> Given task
Put every line of the records below into a Markdown table with two columns, Row and Line. Number the rows in order and skip any blank lines.

> Input rows
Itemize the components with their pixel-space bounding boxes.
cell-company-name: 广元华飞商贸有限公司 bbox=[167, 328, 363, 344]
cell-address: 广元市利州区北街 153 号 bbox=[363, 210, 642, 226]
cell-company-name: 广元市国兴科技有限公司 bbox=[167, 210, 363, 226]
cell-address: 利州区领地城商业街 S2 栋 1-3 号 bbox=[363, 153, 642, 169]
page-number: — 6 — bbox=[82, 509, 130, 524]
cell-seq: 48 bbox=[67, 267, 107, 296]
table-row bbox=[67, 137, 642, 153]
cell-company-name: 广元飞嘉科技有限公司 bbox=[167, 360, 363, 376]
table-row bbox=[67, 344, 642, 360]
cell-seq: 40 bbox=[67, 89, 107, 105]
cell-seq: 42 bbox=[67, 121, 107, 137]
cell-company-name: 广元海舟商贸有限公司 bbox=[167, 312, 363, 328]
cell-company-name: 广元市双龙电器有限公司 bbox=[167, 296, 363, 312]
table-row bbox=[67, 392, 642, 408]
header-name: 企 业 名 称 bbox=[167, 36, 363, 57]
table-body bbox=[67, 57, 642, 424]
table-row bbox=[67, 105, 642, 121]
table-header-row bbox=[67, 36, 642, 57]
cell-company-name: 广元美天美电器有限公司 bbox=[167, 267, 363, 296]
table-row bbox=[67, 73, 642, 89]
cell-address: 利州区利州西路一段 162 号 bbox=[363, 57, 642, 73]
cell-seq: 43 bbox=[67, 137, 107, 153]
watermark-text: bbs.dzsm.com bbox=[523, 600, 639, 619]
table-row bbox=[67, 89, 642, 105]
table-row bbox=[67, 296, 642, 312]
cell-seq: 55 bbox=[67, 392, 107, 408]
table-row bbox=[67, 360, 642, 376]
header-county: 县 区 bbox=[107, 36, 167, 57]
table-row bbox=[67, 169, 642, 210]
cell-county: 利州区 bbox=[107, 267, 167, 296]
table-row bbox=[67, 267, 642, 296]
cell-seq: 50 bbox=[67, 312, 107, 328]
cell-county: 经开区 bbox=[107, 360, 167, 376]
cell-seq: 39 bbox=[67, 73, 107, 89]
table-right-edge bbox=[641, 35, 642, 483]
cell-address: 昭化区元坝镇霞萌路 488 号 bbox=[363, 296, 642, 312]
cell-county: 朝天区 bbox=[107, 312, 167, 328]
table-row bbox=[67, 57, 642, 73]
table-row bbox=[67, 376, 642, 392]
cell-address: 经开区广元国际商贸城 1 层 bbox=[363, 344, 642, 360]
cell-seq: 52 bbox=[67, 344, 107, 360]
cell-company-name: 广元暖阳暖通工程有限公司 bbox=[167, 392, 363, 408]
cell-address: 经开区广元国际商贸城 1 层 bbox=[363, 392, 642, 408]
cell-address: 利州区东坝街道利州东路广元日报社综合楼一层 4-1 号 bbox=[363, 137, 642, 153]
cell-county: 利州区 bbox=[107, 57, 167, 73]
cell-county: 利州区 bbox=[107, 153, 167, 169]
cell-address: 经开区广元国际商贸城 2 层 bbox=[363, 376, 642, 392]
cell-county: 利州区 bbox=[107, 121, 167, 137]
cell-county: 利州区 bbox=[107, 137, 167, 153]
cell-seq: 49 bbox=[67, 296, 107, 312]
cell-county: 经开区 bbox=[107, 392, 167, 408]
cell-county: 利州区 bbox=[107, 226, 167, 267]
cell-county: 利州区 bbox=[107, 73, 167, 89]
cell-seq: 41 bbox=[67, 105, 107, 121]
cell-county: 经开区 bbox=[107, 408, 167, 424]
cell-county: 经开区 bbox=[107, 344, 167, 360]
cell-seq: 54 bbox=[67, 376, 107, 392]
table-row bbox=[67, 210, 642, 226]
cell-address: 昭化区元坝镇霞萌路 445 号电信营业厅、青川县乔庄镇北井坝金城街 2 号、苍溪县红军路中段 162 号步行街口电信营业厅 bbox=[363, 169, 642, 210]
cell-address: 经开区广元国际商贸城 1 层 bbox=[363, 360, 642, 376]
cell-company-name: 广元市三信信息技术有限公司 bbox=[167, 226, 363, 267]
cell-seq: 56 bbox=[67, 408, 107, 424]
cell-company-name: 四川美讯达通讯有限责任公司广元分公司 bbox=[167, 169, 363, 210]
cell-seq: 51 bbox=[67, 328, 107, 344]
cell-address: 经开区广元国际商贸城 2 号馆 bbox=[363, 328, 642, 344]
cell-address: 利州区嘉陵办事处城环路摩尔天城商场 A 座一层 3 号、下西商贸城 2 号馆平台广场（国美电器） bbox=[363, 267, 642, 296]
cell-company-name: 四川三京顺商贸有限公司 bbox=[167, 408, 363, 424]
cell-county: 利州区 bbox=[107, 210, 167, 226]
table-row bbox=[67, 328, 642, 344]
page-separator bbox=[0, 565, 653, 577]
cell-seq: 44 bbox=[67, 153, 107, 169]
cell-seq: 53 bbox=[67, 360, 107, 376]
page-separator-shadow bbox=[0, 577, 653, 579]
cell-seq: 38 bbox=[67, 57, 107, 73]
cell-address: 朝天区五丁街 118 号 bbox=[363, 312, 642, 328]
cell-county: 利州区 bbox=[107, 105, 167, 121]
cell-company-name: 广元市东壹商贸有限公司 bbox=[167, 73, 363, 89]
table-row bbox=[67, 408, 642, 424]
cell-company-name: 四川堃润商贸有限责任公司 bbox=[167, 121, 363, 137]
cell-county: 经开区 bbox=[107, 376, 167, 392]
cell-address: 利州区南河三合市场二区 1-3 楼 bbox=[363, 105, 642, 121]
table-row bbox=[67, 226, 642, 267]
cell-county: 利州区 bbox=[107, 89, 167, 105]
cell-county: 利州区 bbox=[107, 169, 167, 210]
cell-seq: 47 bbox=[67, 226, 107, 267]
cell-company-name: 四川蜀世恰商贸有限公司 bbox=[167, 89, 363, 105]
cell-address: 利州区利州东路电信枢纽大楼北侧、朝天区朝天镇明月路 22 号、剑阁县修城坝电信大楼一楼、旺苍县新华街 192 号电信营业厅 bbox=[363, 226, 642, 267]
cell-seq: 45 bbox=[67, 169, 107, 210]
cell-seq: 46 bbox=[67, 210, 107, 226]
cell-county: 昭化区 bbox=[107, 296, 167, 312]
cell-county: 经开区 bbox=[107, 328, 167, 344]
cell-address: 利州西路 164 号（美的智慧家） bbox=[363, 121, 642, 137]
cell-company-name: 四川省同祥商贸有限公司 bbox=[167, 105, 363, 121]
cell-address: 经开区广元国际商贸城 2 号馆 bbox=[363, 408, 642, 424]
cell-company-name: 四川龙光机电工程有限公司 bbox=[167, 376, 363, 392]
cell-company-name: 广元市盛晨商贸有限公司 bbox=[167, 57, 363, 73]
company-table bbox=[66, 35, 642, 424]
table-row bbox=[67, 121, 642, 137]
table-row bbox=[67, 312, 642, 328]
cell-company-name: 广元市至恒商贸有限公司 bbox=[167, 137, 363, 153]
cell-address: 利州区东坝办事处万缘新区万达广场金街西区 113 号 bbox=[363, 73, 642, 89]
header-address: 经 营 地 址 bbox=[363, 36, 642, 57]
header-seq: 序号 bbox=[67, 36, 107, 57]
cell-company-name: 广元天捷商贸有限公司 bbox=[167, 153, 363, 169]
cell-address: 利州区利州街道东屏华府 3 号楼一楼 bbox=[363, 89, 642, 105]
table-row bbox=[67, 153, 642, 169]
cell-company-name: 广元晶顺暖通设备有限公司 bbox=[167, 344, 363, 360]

> Task solution
| Row | Line |
|---|---|
| 1 | Itemize the components with their pixel-space bounding boxes. |
| 2 | cell-company-name: 广元华飞商贸有限公司 bbox=[167, 328, 363, 344] |
| 3 | cell-address: 广元市利州区北街 153 号 bbox=[363, 210, 642, 226] |
| 4 | cell-company-name: 广元市国兴科技有限公司 bbox=[167, 210, 363, 226] |
| 5 | cell-address: 利州区领地城商业街 S2 栋 1-3 号 bbox=[363, 153, 642, 169] |
| 6 | page-number: — 6 — bbox=[82, 509, 130, 524] |
| 7 | cell-seq: 48 bbox=[67, 267, 107, 296] |
| 8 | table-row bbox=[67, 137, 642, 153] |
| 9 | cell-company-name: 广元飞嘉科技有限公司 bbox=[167, 360, 363, 376] |
| 10 | table-row bbox=[67, 344, 642, 360] |
| 11 | cell-seq: 40 bbox=[67, 89, 107, 105] |
| 12 | cell-seq: 42 bbox=[67, 121, 107, 137] |
| 13 | cell-company-name: 广元海舟商贸有限公司 bbox=[167, 312, 363, 328] |
| 14 | cell-company-name: 广元市双龙电器有限公司 bbox=[167, 296, 363, 312] |
| 15 | table-row bbox=[67, 392, 642, 408] |
| 16 | header-name: 企 业 名 称 bbox=[167, 36, 363, 57] |
| 17 | table-body bbox=[67, 57, 642, 424] |
| 18 | table-row bbox=[67, 105, 642, 121] |
| 19 | table-header-row bbox=[67, 36, 642, 57] |
| 20 | cell-company-name: 广元美天美电器有限公司 bbox=[167, 267, 363, 296] |
| 21 | table-row bbox=[67, 73, 642, 89] |
| 22 | cell-address: 利州区利州西路一段 162 号 bbox=[363, 57, 642, 73] |
| 23 | cell-seq: 43 bbox=[67, 137, 107, 153] |
| 24 | watermark-text: bbs.dzsm.com bbox=[523, 600, 639, 619] |
| 25 | table-row bbox=[67, 89, 642, 105] |
| 26 | table-row bbox=[67, 296, 642, 312] |
| 27 | cell-seq: 55 bbox=[67, 392, 107, 408] |
| 28 | table-row bbox=[67, 360, 642, 376] |
| 29 | header-county: 县 区 bbox=[107, 36, 167, 57] |
| 30 | table-row bbox=[67, 169, 642, 210] |
| 31 | cell-county: 利州区 bbox=[107, 267, 167, 296] |
| 32 | table-row bbox=[67, 267, 642, 296] |
| 33 | cell-seq: 50 bbox=[67, 312, 107, 328] |
| 34 | cell-county: 经开区 bbox=[107, 360, 167, 376] |
| 35 | cell-seq: 39 bbox=[67, 73, 107, 89] |
| 36 | table-right-edge bbox=[641, 35, 642, 483] |
| 37 | cell-address: 昭化区元坝镇霞萌路 488 号 bbox=[363, 296, 642, 312] |
| 38 | cell-county: 朝天区 bbox=[107, 312, 167, 328] |
| 39 | table-row bbox=[67, 57, 642, 73] |
| 40 | table-row bbox=[67, 376, 642, 392] |
| 41 | cell-address: 经开区广元国际商贸城 1 层 bbox=[363, 344, 642, 360] |
| 42 | cell-seq: 52 bbox=[67, 344, 107, 360] |
| 43 | cell-company-name: 广元暖阳暖通工程有限公司 bbox=[167, 392, 363, 408] |
| 44 | cell-address: 经开区广元国际商贸城 1 层 bbox=[363, 392, 642, 408] |
| 45 | cell-address: 利州区东坝街道利州东路广元日报社综合楼一层 4-1 号 bbox=[363, 137, 642, 153] |
| 46 | cell-county: 利州区 bbox=[107, 57, 167, 73] |
| 47 | cell-county: 利州区 bbox=[107, 153, 167, 169] |
| 48 | cell-address: 经开区广元国际商贸城 2 层 bbox=[363, 376, 642, 392] |
| 49 | cell-county: 利州区 bbox=[107, 121, 167, 137] |
| 50 | cell-county: 利州区 bbox=[107, 137, 167, 153] |
| 51 | cell-seq: 49 bbox=[67, 296, 107, 312] |
| 52 | cell-county: 经开区 bbox=[107, 392, 167, 408] |
| 53 | cell-county: 利州区 bbox=[107, 226, 167, 267] |
| 54 | cell-county: 利州区 bbox=[107, 73, 167, 89] |
| 55 | cell-seq: 41 bbox=[67, 105, 107, 121] |
| 56 | cell-county: 经开区 bbox=[107, 408, 167, 424] |
| 57 | cell-county: 经开区 bbox=[107, 344, 167, 360] |
| 58 | cell-seq: 54 bbox=[67, 376, 107, 392] |
| 59 | table-row bbox=[67, 210, 642, 226] |
| 60 | cell-address: 昭化区元坝镇霞萌路 445 号电信营业厅、青川县乔庄镇北井坝金城街 2 号、苍溪县红军路中段 162 号步行街口电信营业厅 bbox=[363, 169, 642, 210] |
| 61 | cell-address: 经开区广元国际商贸城 1 层 bbox=[363, 360, 642, 376] |
| 62 | cell-company-name: 广元市三信信息技术有限公司 bbox=[167, 226, 363, 267] |
| 63 | cell-seq: 56 bbox=[67, 408, 107, 424] |
| 64 | cell-company-name: 四川美讯达通讯有限责任公司广元分公司 bbox=[167, 169, 363, 210] |
| 65 | cell-seq: 51 bbox=[67, 328, 107, 344] |
| 66 | cell-address: 经开区广元国际商贸城 2 号馆 bbox=[363, 328, 642, 344] |
| 67 | cell-address: 利州区嘉陵办事处城环路摩尔天城商场 A 座一层 3 号、下西商贸城 2 号馆平台广场（国美电器） bbox=[363, 267, 642, 296] |
| 68 | cell-company-name: 四川三京顺商贸有限公司 bbox=[167, 408, 363, 424] |
| 69 | cell-county: 利州区 bbox=[107, 210, 167, 226] |
| 70 | table-row bbox=[67, 328, 642, 344] |
| 71 | page-separator bbox=[0, 565, 653, 577] |
| 72 | cell-seq: 44 bbox=[67, 153, 107, 169] |
| 73 | cell-seq: 53 bbox=[67, 360, 107, 376] |
| 74 | page-separator-shadow bbox=[0, 577, 653, 579] |
| 75 | cell-seq: 38 bbox=[67, 57, 107, 73] |
| 76 | cell-address: 朝天区五丁街 118 号 bbox=[363, 312, 642, 328] |
| 77 | cell-county: 利州区 bbox=[107, 105, 167, 121] |
| 78 | cell-company-name: 广元市东壹商贸有限公司 bbox=[167, 73, 363, 89] |
| 79 | table-row bbox=[67, 408, 642, 424] |
| 80 | cell-company-name: 四川堃润商贸有限责任公司 bbox=[167, 121, 363, 137] |
| 81 | cell-county: 经开区 bbox=[107, 376, 167, 392] |
| 82 | cell-address: 利州区南河三合市场二区 1-3 楼 bbox=[363, 105, 642, 121] |
| 83 | table-row bbox=[67, 226, 642, 267] |
| 84 | cell-county: 利州区 bbox=[107, 89, 167, 105] |
| 85 | cell-county: 利州区 bbox=[107, 169, 167, 210] |
| 86 | cell-seq: 47 bbox=[67, 226, 107, 267] |
| 87 | cell-company-name: 四川蜀世恰商贸有限公司 bbox=[167, 89, 363, 105] |
| 88 | cell-address: 利州区利州东路电信枢纽大楼北侧、朝天区朝天镇明月路 22 号、剑阁县修城坝电信大楼一楼、旺苍县新华街 192 号电信营业厅 bbox=[363, 226, 642, 267] |
| 89 | cell-seq: 45 bbox=[67, 169, 107, 210] |
| 90 | cell-seq: 46 bbox=[67, 210, 107, 226] |
| 91 | cell-county: 昭化区 bbox=[107, 296, 167, 312] |
| 92 | cell-county: 经开区 bbox=[107, 328, 167, 344] |
| 93 | cell-address: 利州西路 164 号（美的智慧家） bbox=[363, 121, 642, 137] |
| 94 | cell-company-name: 四川省同祥商贸有限公司 bbox=[167, 105, 363, 121] |
| 95 | cell-address: 经开区广元国际商贸城 2 号馆 bbox=[363, 408, 642, 424] |
| 96 | cell-company-name: 四川龙光机电工程有限公司 bbox=[167, 376, 363, 392] |
| 97 | cell-company-name: 广元市盛晨商贸有限公司 bbox=[167, 57, 363, 73] |
| 98 | company-table bbox=[66, 35, 642, 424] |
| 99 | table-row bbox=[67, 121, 642, 137] |
| 100 | table-row bbox=[67, 312, 642, 328] |
| 101 | cell-company-name: 广元市至恒商贸有限公司 bbox=[167, 137, 363, 153] |
| 102 | cell-address: 利州区东坝办事处万缘新区万达广场金街西区 113 号 bbox=[363, 73, 642, 89] |
| 103 | header-address: 经 营 地 址 bbox=[363, 36, 642, 57] |
| 104 | header-seq: 序号 bbox=[67, 36, 107, 57] |
| 105 | cell-company-name: 广元天捷商贸有限公司 bbox=[167, 153, 363, 169] |
| 106 | cell-address: 利州区利州街道东屏华府 3 号楼一楼 bbox=[363, 89, 642, 105] |
| 107 | table-row bbox=[67, 153, 642, 169] |
| 108 | cell-company-name: 广元晶顺暖通设备有限公司 bbox=[167, 344, 363, 360] |